··· RAW DATA

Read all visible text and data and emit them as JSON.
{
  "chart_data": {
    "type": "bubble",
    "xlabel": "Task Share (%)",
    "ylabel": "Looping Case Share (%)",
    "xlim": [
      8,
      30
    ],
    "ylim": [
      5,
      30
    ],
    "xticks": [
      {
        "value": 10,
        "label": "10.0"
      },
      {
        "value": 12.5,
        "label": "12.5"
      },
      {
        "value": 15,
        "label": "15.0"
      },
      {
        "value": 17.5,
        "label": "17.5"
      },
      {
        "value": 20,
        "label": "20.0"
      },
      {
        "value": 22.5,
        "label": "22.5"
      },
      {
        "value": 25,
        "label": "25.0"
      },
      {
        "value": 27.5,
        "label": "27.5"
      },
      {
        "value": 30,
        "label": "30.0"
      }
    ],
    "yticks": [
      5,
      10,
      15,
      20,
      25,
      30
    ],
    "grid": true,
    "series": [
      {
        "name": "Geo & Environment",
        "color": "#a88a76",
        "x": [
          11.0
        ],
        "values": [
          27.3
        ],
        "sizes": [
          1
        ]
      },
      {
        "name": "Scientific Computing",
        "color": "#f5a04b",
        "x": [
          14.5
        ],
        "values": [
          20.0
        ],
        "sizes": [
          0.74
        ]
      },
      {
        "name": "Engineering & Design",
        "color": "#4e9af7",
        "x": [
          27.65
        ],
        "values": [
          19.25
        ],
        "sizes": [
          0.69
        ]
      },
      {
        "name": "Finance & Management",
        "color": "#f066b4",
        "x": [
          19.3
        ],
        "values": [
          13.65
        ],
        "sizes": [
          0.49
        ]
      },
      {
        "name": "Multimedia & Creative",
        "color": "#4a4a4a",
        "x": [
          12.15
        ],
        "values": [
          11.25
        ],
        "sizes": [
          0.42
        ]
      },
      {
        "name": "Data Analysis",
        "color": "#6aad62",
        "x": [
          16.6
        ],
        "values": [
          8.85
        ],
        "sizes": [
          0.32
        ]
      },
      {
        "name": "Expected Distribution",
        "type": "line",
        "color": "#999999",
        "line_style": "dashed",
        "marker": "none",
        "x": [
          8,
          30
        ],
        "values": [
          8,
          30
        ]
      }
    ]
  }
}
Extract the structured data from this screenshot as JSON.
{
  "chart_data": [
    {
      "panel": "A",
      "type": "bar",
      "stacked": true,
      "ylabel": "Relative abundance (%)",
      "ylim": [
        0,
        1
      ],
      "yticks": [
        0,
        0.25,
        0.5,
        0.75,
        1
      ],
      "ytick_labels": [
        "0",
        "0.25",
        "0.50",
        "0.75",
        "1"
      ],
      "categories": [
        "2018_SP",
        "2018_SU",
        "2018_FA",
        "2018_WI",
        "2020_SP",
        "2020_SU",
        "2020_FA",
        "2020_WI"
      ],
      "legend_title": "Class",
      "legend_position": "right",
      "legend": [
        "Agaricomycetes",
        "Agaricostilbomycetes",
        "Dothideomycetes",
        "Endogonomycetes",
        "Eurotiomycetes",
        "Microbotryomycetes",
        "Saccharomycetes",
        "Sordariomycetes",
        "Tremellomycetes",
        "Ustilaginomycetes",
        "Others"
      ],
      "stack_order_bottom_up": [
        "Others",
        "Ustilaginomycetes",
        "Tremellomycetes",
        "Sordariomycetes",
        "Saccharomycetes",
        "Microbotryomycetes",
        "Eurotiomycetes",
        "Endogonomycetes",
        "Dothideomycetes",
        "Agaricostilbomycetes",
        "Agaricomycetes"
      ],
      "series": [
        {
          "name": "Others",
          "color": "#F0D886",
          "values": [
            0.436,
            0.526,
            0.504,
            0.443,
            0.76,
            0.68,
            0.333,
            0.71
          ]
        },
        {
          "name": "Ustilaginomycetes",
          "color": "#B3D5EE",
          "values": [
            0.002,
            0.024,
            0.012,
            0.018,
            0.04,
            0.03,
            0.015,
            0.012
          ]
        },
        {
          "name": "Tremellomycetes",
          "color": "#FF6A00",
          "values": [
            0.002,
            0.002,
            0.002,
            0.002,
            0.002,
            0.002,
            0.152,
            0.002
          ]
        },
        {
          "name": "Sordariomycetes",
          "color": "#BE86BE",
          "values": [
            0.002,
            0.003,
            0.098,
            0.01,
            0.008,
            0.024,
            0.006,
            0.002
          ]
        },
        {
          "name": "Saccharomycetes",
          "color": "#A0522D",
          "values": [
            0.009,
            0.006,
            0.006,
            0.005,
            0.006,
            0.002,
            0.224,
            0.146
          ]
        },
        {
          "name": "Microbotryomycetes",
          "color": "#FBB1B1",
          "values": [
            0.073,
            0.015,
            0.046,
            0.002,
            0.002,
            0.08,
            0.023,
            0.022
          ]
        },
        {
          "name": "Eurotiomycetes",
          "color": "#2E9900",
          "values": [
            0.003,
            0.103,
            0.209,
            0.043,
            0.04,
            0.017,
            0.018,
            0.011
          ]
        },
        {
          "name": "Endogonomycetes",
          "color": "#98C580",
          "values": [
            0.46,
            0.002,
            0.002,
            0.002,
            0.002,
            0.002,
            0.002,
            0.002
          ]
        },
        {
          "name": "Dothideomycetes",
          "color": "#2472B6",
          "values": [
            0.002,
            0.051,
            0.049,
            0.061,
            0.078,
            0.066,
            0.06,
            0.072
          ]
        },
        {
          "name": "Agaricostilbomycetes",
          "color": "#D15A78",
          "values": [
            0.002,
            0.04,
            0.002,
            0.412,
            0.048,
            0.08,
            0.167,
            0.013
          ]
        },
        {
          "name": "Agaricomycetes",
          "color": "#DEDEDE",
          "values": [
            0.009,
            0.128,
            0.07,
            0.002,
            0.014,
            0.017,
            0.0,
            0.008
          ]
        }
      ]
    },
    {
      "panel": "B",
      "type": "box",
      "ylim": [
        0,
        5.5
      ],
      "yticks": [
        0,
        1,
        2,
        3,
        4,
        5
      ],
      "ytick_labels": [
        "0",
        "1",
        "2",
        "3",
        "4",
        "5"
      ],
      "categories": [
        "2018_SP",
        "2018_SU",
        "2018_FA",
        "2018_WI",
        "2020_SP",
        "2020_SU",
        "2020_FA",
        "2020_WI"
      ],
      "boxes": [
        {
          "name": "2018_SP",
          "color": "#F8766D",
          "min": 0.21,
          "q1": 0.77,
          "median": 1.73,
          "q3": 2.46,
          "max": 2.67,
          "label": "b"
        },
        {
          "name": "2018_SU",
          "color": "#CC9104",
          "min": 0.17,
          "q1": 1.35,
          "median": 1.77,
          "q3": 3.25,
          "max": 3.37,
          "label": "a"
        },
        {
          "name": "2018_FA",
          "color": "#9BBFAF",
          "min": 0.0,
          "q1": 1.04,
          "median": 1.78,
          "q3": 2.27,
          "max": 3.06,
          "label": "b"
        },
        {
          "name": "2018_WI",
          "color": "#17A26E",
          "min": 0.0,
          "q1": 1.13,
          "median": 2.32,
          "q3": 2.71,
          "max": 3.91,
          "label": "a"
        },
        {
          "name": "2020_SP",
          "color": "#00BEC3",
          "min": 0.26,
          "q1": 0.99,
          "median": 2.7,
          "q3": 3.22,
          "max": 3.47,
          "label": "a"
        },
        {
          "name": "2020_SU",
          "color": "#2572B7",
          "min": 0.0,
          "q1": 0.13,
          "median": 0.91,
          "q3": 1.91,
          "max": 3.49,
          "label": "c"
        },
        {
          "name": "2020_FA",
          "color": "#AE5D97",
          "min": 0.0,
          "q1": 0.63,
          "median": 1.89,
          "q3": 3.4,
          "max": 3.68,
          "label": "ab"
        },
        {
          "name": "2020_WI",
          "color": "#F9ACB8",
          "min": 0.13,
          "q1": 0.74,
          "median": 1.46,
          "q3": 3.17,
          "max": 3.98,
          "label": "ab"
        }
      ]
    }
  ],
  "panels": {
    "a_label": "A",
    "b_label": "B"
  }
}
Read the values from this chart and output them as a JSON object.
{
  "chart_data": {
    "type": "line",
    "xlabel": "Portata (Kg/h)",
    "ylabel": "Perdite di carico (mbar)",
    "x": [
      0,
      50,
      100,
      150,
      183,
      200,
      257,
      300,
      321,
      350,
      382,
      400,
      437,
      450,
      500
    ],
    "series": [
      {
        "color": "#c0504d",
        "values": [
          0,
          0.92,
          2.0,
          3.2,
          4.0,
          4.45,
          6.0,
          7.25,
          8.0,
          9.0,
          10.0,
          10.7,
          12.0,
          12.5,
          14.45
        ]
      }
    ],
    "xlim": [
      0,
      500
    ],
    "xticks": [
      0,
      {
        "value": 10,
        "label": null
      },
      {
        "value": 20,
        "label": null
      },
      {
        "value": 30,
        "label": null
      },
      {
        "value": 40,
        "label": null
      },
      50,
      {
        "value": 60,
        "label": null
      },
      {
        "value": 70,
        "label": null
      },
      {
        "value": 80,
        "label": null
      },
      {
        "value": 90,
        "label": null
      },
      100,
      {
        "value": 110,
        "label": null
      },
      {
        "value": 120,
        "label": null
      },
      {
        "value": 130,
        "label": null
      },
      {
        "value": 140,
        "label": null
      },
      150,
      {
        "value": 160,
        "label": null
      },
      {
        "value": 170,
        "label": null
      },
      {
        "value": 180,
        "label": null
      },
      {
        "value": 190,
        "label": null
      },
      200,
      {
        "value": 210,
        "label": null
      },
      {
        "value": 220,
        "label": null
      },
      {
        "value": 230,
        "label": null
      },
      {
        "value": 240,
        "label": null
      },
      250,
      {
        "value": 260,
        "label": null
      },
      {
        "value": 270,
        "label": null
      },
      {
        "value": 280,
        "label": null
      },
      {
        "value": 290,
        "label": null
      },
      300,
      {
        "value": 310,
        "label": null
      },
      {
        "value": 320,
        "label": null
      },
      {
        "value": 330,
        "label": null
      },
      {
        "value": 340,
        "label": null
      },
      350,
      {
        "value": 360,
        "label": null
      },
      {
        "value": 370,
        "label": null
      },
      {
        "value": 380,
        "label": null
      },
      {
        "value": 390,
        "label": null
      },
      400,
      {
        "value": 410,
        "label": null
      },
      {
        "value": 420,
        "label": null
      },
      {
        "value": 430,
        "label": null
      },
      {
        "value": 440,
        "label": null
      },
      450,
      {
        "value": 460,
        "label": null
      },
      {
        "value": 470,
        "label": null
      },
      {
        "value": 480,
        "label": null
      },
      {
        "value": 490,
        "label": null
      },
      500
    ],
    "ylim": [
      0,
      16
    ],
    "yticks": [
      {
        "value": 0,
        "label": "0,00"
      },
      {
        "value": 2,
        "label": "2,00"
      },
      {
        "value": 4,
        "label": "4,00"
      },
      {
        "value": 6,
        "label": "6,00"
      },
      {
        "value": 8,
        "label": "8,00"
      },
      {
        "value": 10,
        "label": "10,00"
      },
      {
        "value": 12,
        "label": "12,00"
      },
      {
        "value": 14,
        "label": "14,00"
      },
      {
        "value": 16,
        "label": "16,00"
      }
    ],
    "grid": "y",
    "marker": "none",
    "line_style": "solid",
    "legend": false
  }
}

······

TASK TO CARRY OUT | In the records, locate each line holding the string "xlabel" and copy it.

FINAL RESULT |
    "xlabel": "Task Share (%)",
    "xlabel": "Portata (Kg/h)",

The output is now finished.